+++ Data extract

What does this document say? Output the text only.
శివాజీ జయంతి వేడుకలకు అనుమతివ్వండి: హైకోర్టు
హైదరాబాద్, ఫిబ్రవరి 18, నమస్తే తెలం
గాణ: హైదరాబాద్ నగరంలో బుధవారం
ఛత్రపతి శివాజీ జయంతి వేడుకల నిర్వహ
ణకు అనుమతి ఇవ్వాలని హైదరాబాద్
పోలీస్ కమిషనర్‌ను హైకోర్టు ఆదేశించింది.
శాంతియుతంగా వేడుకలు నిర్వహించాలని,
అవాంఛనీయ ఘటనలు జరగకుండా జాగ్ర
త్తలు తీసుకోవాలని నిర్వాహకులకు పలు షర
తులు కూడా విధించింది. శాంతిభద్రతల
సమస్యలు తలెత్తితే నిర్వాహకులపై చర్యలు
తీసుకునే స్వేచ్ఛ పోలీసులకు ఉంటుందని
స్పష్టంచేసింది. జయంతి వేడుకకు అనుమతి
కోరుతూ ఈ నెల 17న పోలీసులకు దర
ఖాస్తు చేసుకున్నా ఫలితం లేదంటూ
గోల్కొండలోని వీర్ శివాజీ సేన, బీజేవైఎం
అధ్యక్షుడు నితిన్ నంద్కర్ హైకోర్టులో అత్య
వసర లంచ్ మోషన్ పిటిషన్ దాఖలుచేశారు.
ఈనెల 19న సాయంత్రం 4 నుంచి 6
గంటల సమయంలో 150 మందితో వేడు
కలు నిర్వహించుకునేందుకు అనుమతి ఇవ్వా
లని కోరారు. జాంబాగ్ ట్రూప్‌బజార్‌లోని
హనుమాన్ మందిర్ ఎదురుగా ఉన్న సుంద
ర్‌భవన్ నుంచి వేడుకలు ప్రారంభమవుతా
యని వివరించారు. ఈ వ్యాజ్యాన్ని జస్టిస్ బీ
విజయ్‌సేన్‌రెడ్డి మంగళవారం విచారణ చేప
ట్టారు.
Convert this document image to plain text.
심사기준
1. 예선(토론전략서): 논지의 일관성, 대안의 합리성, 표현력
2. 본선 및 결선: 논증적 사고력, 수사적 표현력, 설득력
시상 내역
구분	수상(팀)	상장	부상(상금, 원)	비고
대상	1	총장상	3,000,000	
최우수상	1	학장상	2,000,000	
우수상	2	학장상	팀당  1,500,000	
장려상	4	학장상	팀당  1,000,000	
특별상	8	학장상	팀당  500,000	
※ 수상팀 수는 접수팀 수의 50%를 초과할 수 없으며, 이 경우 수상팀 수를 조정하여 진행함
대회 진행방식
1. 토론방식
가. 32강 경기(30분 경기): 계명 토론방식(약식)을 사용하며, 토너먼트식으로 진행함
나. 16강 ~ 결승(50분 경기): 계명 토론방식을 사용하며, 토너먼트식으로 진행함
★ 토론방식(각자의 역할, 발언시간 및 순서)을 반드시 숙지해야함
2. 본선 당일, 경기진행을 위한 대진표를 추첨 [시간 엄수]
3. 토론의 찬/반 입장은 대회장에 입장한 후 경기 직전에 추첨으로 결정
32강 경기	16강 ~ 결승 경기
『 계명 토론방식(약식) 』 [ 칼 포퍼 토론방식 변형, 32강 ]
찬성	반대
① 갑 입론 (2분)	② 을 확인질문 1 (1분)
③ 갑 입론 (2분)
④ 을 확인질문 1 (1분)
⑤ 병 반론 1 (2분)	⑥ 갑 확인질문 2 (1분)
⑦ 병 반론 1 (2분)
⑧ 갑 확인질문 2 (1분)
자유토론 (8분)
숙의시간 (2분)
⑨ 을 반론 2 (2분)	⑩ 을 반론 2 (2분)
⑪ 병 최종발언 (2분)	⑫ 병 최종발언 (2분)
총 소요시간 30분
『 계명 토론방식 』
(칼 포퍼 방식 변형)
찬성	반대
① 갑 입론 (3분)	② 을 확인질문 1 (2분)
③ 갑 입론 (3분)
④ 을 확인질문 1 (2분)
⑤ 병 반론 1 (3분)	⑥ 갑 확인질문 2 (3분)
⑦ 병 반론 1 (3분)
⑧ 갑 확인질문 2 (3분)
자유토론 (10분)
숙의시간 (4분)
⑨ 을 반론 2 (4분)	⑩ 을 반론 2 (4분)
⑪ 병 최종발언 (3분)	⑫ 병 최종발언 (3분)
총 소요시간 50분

++++++

-- Work to complete --
Locate each line with the word "토너먼트식으로" and copy it.

-- Result of this task --
가. 32강 경기(30분 경기): 계명 토론방식(약식)을 사용하며, 토너먼트식으로 진행함
나. 16강 ~ 결승(50분 경기): 계명 토론방식을 사용하며, 토너먼트식으로 진행함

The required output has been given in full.